- [STORED ROWS]
● ● ● ●
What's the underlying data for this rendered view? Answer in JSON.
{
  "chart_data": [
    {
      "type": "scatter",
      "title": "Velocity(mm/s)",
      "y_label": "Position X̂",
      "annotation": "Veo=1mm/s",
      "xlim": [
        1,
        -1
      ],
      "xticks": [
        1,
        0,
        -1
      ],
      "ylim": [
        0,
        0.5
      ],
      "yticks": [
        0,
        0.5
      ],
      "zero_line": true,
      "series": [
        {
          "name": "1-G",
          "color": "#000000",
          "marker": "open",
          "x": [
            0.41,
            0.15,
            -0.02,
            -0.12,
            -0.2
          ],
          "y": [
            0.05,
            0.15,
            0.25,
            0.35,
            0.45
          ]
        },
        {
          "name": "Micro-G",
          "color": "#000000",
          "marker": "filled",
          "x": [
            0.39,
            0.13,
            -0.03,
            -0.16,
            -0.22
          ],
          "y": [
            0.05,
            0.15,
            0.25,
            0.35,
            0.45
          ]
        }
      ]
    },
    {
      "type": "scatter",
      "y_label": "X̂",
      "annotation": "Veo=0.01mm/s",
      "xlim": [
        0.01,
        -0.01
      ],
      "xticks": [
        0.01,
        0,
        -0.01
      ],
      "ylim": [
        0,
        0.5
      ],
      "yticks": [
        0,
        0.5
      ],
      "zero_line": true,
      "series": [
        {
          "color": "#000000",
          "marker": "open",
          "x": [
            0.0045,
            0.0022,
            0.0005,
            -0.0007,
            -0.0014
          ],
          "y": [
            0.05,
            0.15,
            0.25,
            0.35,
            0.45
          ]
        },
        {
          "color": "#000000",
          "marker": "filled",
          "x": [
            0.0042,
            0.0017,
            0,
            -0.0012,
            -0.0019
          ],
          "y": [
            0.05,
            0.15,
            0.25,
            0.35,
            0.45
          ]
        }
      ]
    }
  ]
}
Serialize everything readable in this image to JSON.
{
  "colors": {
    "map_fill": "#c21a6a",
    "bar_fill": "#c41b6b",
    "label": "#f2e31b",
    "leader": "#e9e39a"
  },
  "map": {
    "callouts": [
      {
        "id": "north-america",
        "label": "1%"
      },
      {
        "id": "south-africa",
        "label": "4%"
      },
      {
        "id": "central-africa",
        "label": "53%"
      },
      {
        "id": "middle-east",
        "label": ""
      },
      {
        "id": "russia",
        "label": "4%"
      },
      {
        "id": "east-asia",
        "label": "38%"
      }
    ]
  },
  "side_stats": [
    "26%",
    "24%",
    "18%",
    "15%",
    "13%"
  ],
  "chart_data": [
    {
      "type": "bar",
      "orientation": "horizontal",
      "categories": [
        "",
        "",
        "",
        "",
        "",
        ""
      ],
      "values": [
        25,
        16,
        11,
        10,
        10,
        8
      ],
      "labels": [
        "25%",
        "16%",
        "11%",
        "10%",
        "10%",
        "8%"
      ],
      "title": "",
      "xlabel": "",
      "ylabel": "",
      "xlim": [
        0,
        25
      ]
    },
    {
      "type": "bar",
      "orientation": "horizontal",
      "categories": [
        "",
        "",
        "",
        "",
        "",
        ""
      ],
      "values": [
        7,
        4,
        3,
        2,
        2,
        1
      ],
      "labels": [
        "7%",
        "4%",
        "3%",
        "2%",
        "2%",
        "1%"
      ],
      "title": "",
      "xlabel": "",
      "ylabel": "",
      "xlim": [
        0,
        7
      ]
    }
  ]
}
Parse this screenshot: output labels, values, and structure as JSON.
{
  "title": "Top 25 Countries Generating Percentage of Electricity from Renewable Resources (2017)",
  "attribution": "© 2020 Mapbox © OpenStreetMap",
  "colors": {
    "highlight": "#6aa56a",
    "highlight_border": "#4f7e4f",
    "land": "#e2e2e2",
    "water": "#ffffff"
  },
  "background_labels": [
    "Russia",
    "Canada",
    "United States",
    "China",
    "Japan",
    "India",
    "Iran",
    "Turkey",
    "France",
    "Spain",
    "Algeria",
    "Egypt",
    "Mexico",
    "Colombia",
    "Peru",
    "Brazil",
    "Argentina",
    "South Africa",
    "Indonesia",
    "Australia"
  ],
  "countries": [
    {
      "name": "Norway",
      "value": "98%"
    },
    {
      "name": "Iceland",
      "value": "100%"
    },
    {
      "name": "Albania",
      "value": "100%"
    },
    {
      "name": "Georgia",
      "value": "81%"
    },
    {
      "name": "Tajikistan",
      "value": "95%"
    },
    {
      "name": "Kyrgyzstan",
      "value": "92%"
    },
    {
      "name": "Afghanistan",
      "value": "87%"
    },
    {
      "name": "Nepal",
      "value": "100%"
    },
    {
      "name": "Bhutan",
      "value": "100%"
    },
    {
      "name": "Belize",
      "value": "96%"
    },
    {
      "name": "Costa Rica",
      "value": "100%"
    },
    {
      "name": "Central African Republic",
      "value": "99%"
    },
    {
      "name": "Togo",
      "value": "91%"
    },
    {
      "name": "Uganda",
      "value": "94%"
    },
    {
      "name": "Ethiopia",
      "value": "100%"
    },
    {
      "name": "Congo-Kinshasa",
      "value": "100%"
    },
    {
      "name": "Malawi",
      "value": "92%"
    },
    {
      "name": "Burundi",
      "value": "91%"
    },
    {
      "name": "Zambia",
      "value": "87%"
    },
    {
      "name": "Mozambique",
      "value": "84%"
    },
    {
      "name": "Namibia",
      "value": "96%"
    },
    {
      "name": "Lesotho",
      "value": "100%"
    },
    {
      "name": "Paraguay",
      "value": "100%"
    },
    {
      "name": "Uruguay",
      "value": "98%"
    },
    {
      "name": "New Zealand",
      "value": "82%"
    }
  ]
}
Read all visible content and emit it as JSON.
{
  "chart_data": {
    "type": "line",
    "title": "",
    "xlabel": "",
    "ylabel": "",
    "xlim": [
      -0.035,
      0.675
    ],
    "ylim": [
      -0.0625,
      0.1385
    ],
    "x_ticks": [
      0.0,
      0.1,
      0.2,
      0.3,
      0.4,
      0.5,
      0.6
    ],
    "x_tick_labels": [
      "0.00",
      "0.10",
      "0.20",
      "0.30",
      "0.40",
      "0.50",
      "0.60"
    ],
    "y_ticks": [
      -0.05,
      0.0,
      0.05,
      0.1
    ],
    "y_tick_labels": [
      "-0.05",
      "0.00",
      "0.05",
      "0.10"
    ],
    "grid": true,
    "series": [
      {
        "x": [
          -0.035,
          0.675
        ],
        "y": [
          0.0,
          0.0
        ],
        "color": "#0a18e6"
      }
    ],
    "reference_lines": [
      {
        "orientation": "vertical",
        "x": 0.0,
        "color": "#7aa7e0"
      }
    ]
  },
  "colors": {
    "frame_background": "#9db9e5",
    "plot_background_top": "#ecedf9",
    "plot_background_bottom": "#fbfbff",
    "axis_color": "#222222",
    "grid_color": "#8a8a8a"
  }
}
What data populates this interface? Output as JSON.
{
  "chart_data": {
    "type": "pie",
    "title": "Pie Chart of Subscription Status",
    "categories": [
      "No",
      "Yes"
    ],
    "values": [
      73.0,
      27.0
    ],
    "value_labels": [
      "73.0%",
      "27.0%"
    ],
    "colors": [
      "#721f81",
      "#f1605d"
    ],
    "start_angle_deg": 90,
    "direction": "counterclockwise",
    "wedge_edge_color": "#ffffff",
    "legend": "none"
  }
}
● ● ● ●
- [WHAT NEEDS TO BE DONE]
Tell how many lines hold the string "title", giving the number and nothing else.

- [OUTPUT OF THE EXERCISE]
6